■ **DIRECTIVE**: Leaving the pictures aside, transcribe every line below exactly.
——
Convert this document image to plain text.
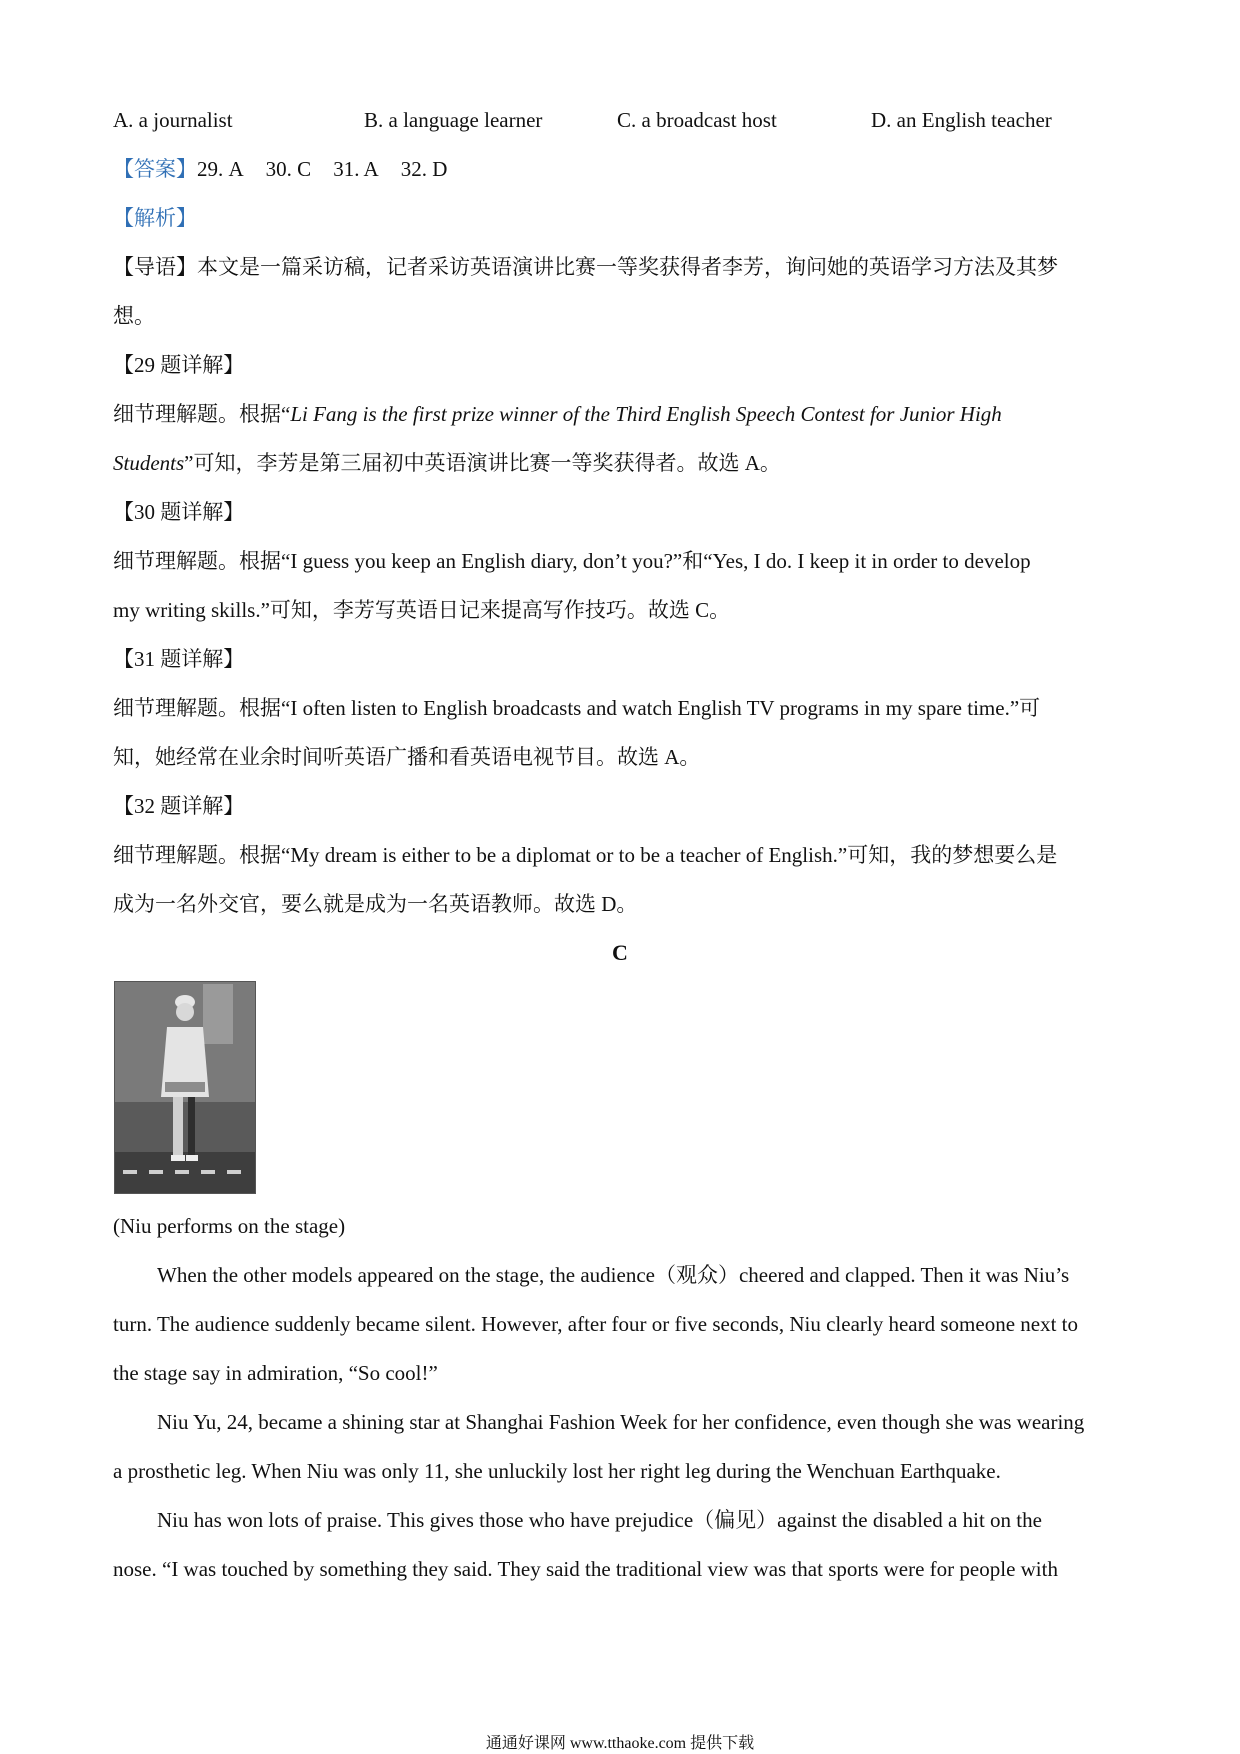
A. a journalist	B. a language learner	C. a broadcast host	D. an English teacher
【答案】29. A 30. C 31. A 32. D
【解析】
【导语】本文是一篇采访稿，记者采访英语演讲比赛一等奖获得者李芳，询问她的英语学习方法及其梦
想。
【29 题详解】
细节理解题。根据“Li Fang is the first prize winner of the Third English Speech Contest for Junior High
Students”可知，李芳是第三届初中英语演讲比赛一等奖获得者。故选 A。
【30 题详解】
细节理解题。根据“I guess you keep an English diary, don’t you?”和“Yes, I do. I keep it in order to develop
my writing skills.”可知，李芳写英语日记来提高写作技巧。故选 C。
【31 题详解】
细节理解题。根据“I often listen to English broadcasts and watch English TV programs in my spare time.”可
知，她经常在业余时间听英语广播和看英语电视节目。故选 A。
【32 题详解】
细节理解题。根据“My dream is either to be a diplomat or to be a teacher of English.”可知，我的梦想要么是
成为一名外交官，要么就是成为一名英语教师。故选 D。
C
(Niu performs on the stage)
When the other models appeared on the stage, the audience（观众）cheered and clapped. Then it was Niu’s
turn. The audience suddenly became silent. However, after four or five seconds, Niu clearly heard someone next to
the stage say in admiration, “So cool!”
Niu Yu, 24, became a shining star at Shanghai Fashion Week for her confidence, even though she was wearing
a prosthetic leg. When Niu was only 11, she unluckily lost her right leg during the Wenchuan Earthquake.
Niu has won lots of praise. This gives those who have prejudice（偏见）against the disabled a hit on the
nose. “I was touched by something they said. They said the traditional view was that sports were for people with
通通好课网 www.tthaoke.com 提供下载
——
■ **SOLUTION**:
Convert this document image to plain text.
A. a journalist	B. a language learner	C. a broadcast host	D. an English teacher
【答案】29. A 30. C 31. A 32. D
【解析】
【导语】本文是一篇采访稿，记者采访英语演讲比赛一等奖获得者李芳，询问她的英语学习方法及其梦
想。
【29 题详解】
细节理解题。根据“Li Fang is the first prize winner of the Third English Speech Contest for Junior High
Students”可知，李芳是第三届初中英语演讲比赛一等奖获得者。故选 A。
【30 题详解】
细节理解题。根据“I guess you keep an English diary, don’t you?”和“Yes, I do. I keep it in order to develop
my writing skills.”可知，李芳写英语日记来提高写作技巧。故选 C。
【31 题详解】
细节理解题。根据“I often listen to English broadcasts and watch English TV programs in my spare time.”可
知，她经常在业余时间听英语广播和看英语电视节目。故选 A。
【32 题详解】
细节理解题。根据“My dream is either to be a diplomat or to be a teacher of English.”可知，我的梦想要么是
成为一名外交官，要么就是成为一名英语教师。故选 D。
C
(Niu performs on the stage)
When the other models appeared on the stage, the audience（观众）cheered and clapped. Then it was Niu’s
turn. The audience suddenly became silent. However, after four or five seconds, Niu clearly heard someone next to
the stage say in admiration, “So cool!”
Niu Yu, 24, became a shining star at Shanghai Fashion Week for her confidence, even though she was wearing
a prosthetic leg. When Niu was only 11, she unluckily lost her right leg during the Wenchuan Earthquake.
Niu has won lots of praise. This gives those who have prejudice（偏见）against the disabled a hit on the
nose. “I was touched by something they said. They said the traditional view was that sports were for people with
通通好课网 www.tthaoke.com 提供下载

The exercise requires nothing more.